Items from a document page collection
----

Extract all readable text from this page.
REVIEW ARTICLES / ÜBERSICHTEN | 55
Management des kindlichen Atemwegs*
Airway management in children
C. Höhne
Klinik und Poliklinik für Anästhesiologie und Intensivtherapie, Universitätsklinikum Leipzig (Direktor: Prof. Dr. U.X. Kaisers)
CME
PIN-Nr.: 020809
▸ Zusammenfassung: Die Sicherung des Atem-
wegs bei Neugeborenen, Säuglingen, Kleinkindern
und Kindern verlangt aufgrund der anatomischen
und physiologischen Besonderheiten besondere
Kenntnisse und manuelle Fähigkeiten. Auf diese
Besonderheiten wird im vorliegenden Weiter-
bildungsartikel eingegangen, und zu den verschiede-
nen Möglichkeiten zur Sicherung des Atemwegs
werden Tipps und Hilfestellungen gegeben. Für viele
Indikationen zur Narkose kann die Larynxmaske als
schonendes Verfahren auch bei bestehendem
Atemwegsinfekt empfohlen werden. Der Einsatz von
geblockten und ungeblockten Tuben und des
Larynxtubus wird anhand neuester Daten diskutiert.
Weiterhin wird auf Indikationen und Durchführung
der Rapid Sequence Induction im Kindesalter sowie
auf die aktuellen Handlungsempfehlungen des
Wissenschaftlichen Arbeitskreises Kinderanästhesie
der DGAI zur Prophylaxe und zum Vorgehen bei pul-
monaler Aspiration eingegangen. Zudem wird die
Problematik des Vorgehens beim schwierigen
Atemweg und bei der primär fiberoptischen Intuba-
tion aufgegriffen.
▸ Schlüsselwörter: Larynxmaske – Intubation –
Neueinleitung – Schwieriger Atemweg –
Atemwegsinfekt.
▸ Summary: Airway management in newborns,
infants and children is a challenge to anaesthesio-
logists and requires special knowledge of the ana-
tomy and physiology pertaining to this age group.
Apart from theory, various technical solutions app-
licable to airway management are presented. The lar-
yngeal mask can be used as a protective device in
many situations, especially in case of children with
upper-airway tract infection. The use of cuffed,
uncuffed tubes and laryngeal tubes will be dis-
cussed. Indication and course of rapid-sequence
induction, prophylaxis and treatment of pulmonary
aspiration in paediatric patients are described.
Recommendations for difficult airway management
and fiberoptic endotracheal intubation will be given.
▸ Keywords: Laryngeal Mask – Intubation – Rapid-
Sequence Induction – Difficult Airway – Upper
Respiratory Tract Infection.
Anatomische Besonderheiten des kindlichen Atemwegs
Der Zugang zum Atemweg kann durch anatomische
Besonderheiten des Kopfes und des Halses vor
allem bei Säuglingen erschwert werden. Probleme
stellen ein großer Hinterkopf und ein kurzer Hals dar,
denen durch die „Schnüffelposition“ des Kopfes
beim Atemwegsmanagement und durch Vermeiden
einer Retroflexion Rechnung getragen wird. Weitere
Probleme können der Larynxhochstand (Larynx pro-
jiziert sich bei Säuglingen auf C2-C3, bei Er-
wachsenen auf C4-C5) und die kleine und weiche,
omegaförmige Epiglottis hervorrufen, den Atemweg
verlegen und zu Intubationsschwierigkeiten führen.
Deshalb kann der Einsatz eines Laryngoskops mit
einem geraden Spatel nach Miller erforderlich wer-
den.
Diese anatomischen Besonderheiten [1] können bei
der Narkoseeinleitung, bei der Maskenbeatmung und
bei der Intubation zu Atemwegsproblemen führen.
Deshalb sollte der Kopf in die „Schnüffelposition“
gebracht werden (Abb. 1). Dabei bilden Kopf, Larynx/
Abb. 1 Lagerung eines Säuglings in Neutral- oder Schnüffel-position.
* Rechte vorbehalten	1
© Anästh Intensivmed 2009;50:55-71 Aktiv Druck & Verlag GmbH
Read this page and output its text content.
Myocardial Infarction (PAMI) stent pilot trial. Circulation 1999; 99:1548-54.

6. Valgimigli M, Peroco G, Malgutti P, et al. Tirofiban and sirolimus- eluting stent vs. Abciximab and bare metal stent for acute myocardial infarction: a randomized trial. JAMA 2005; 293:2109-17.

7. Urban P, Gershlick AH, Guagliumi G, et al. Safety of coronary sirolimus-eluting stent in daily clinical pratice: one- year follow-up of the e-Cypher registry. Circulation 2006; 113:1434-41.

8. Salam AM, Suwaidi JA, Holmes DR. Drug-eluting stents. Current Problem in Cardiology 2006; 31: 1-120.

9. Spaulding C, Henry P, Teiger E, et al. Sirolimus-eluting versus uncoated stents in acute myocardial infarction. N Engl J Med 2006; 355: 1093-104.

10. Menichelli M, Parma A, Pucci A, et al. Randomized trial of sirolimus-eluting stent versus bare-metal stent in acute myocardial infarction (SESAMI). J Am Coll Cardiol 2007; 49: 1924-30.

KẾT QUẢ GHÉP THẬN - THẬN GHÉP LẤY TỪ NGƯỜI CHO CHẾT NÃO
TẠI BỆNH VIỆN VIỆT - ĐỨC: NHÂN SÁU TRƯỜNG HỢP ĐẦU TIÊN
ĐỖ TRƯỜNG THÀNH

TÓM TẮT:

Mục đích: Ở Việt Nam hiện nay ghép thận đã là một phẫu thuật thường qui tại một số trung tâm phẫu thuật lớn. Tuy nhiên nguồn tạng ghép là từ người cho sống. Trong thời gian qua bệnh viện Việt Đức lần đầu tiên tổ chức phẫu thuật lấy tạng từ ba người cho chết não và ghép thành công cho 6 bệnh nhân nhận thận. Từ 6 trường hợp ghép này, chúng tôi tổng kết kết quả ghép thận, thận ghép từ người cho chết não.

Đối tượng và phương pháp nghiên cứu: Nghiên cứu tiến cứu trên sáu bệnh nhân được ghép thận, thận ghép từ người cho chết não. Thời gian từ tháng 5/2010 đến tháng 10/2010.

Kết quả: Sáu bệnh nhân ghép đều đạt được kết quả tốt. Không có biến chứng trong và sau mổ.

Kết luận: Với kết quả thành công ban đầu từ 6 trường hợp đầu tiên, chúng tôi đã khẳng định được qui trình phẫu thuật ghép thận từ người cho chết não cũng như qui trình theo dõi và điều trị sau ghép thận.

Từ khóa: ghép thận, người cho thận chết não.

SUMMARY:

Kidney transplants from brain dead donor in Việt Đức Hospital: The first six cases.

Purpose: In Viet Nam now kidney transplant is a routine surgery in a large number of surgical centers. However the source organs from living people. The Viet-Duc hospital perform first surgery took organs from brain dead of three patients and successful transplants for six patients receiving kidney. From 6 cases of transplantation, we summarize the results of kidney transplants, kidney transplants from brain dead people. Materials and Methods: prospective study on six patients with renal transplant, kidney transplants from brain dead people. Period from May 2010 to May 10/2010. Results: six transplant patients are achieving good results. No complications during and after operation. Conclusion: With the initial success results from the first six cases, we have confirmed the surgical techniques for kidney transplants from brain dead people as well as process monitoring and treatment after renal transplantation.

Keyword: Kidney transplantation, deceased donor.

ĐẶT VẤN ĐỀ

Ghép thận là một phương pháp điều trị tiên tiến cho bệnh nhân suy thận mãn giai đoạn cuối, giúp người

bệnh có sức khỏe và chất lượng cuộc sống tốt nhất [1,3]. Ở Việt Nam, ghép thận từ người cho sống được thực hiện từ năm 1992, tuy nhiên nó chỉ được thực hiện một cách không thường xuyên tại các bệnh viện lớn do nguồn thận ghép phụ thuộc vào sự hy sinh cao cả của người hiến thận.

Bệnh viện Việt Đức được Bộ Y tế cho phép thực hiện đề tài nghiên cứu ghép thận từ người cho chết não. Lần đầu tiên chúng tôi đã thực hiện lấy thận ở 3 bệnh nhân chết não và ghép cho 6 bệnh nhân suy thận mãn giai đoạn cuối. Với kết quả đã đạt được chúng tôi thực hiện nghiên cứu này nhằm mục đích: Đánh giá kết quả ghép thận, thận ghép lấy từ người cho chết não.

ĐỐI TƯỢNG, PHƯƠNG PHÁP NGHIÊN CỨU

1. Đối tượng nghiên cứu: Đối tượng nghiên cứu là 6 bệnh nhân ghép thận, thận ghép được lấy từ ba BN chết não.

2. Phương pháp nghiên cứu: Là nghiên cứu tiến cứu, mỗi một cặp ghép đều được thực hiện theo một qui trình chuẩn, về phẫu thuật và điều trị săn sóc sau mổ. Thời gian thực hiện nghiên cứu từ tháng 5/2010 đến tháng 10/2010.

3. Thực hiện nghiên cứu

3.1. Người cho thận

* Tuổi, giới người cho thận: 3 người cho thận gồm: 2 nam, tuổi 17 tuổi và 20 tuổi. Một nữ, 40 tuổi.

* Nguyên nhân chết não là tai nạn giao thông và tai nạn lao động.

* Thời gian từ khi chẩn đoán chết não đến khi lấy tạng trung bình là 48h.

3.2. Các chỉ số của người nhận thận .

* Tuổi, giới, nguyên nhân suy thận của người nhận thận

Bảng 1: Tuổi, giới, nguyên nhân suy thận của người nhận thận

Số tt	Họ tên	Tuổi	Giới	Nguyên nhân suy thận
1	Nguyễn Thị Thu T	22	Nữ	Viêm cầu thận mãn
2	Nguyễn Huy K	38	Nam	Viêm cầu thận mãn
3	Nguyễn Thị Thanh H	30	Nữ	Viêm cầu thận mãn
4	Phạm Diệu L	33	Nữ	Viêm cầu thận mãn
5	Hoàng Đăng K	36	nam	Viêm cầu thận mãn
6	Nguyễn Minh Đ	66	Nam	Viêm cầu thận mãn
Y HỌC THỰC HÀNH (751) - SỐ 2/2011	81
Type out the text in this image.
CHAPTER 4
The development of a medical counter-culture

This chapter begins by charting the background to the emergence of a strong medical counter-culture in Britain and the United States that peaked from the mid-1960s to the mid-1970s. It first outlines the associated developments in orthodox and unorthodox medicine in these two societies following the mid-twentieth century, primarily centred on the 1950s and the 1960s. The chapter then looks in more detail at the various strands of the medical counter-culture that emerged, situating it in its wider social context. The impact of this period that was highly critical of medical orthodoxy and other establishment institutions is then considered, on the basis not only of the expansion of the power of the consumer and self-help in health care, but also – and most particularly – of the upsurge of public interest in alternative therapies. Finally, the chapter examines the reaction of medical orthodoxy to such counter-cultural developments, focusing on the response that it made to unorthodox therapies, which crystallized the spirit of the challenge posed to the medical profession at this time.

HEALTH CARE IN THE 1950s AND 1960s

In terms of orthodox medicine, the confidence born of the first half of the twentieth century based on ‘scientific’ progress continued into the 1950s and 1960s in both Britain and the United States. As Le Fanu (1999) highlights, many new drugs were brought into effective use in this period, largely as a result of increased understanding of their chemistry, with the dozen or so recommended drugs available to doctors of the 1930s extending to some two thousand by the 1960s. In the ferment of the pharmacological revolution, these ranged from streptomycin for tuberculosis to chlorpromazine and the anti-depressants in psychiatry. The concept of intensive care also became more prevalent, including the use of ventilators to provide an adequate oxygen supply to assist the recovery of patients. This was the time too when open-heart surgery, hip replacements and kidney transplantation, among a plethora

----

**Problem to solve**
Each line of the data above containing the string "Tuổi" is to be copied.

**Output for this exercise**
* Tuổi, giới người cho thận: 3 người cho thận gồm: 2 nam, tuổi 17 tuổi và 20 tuổi. Một nữ, 40 tuổi.
* Tuổi, giới, nguyên nhân suy thận của người nhận thận
Bảng 1: Tuổi, giới, nguyên nhân suy thận của người nhận thận
Số tt	Họ tên	Tuổi	Giới	Nguyên nhân suy thận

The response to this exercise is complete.